TASK REQUIREMENTS: Copy everything in the listing below word for word, apart from any images.
________________________
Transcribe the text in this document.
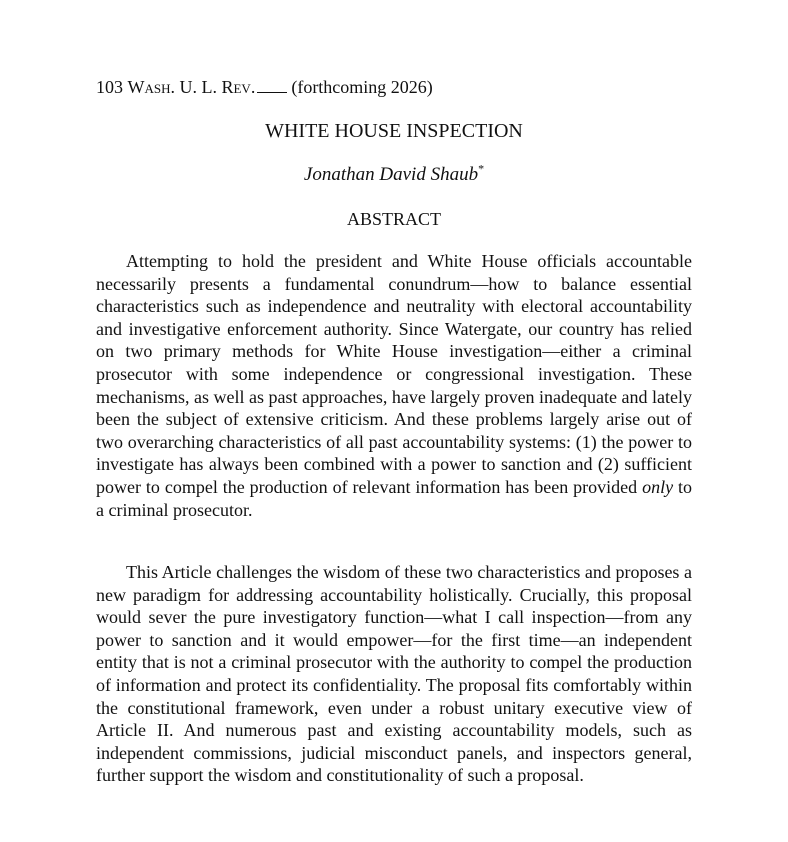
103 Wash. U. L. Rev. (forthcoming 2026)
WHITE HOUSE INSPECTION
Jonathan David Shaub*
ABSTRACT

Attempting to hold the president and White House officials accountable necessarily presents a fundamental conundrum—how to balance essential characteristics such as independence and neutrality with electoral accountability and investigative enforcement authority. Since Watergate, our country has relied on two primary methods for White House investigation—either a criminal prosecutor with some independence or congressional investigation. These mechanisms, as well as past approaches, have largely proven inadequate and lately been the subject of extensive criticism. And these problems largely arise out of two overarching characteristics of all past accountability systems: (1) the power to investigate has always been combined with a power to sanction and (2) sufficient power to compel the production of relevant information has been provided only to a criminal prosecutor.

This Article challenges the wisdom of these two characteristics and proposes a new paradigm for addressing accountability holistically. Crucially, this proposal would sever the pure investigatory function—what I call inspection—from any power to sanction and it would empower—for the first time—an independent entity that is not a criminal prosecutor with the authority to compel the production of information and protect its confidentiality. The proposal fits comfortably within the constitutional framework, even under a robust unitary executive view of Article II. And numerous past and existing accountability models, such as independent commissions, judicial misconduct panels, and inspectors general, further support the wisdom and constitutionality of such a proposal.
________________________
RESPONSE:
Transcribe the text in this document.
103 Wash. U. L. Rev. (forthcoming 2026)
WHITE HOUSE INSPECTION
Jonathan David Shaub*
ABSTRACT

Attempting to hold the president and White House officials accountable necessarily presents a fundamental conundrum—how to balance essential characteristics such as independence and neutrality with electoral accountability and investigative enforcement authority. Since Watergate, our country has relied on two primary methods for White House investigation—either a criminal prosecutor with some independence or congressional investigation. These mechanisms, as well as past approaches, have largely proven inadequate and lately been the subject of extensive criticism. And these problems largely arise out of two overarching characteristics of all past accountability systems: (1) the power to investigate has always been combined with a power to sanction and (2) sufficient power to compel the production of relevant information has been provided only to a criminal prosecutor.

This Article challenges the wisdom of these two characteristics and proposes a new paradigm for addressing accountability holistically. Crucially, this proposal would sever the pure investigatory function—what I call inspection—from any power to sanction and it would empower—for the first time—an independent entity that is not a criminal prosecutor with the authority to compel the production of information and protect its confidentiality. The proposal fits comfortably within the constitutional framework, even under a robust unitary executive view of Article II. And numerous past and existing accountability models, such as independent commissions, judicial misconduct panels, and inspectors general, further support the wisdom and constitutionality of such a proposal.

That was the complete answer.